Pick out all lines in the listing holding the string "Nickel" and copy them.

++++++++

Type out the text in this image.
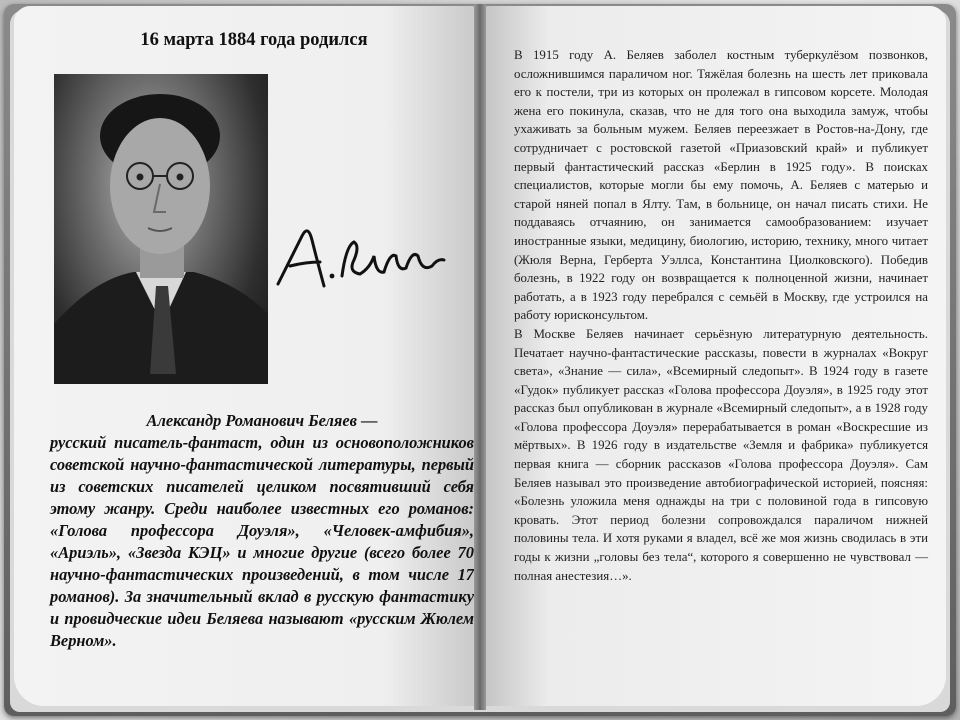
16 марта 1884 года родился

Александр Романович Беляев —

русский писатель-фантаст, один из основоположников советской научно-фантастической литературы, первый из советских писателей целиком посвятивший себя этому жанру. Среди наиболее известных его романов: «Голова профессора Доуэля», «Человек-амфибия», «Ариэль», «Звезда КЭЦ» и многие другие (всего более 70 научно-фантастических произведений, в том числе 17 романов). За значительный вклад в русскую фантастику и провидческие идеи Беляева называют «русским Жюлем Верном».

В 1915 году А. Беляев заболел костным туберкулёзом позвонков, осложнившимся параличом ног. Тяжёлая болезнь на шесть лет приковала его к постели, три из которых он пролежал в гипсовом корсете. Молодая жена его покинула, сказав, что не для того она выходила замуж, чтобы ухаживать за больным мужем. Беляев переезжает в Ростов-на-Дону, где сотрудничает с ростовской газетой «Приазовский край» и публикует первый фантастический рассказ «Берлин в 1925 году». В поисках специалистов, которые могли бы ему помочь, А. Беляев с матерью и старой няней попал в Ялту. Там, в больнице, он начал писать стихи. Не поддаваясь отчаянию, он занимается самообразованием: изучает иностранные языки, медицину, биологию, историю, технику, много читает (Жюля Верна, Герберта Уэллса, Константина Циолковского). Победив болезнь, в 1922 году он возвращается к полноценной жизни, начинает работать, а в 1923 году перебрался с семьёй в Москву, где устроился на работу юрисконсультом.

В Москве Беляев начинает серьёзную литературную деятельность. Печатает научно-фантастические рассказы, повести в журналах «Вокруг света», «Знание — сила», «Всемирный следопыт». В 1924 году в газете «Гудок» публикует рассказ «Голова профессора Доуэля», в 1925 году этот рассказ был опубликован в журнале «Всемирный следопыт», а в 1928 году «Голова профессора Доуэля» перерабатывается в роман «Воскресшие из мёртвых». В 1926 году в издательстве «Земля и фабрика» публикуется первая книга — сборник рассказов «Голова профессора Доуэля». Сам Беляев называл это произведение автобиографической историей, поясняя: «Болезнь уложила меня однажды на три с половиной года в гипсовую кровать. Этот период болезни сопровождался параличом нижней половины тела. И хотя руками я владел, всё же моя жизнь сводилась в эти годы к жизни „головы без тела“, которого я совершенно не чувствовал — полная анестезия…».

++++++++

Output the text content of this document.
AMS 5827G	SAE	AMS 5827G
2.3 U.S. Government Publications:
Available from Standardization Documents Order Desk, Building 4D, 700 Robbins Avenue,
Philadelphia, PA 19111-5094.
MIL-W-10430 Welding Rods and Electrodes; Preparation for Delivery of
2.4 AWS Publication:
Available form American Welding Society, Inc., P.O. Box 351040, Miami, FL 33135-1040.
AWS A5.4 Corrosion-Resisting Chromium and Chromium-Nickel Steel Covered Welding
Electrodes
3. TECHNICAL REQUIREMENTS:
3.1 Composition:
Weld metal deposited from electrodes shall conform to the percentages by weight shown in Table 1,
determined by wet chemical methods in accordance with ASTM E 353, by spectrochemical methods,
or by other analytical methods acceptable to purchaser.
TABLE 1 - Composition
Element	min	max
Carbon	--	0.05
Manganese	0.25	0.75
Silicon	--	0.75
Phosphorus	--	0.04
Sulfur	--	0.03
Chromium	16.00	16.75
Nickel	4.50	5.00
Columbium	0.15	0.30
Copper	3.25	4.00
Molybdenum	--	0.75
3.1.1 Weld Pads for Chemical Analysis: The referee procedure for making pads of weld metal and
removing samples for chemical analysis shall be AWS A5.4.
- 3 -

++++++++

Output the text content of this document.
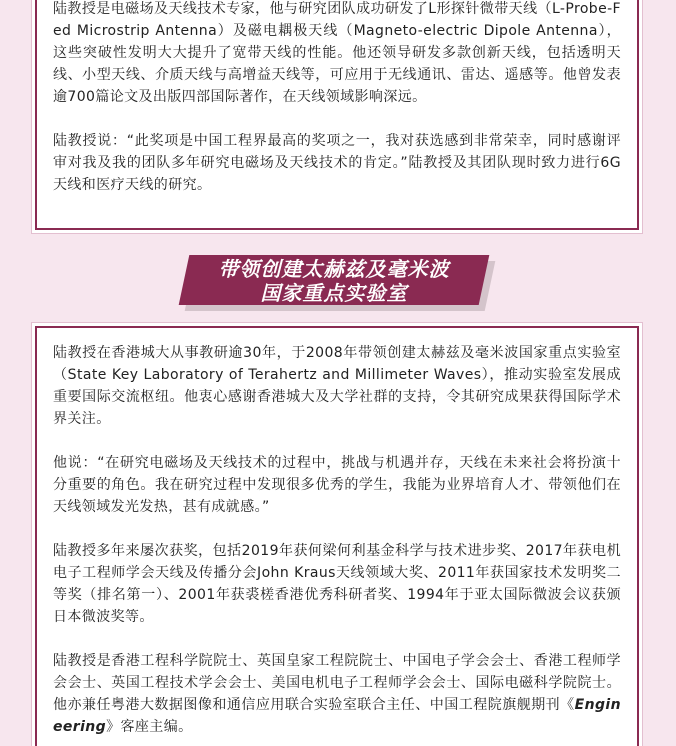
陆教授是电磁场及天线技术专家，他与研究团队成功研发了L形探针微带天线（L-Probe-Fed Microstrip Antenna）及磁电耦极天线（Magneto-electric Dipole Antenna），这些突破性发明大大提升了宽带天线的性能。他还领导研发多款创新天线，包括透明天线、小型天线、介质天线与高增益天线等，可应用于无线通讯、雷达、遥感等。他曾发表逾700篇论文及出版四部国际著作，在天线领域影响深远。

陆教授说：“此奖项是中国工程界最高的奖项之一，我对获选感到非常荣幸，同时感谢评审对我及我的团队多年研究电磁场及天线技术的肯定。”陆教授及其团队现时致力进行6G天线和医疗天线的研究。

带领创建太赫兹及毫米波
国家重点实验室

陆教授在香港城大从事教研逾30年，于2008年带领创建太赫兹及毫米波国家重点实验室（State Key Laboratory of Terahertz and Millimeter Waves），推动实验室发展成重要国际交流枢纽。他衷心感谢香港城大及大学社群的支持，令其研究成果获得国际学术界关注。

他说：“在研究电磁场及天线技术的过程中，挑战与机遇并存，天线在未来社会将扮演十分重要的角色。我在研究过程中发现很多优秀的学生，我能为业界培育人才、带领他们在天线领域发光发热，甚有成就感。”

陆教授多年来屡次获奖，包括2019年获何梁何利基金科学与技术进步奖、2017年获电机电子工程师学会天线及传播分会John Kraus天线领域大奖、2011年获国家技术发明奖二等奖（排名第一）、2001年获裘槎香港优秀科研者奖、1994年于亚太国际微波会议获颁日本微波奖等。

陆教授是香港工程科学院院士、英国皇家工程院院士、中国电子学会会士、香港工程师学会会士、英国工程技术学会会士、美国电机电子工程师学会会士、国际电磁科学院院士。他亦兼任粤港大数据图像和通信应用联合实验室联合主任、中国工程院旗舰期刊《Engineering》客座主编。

++++++++

• [Task output]
AWS A5.4 Corrosion-Resisting Chromium and Chromium-Nickel Steel Covered Welding
Nickel	4.50	5.00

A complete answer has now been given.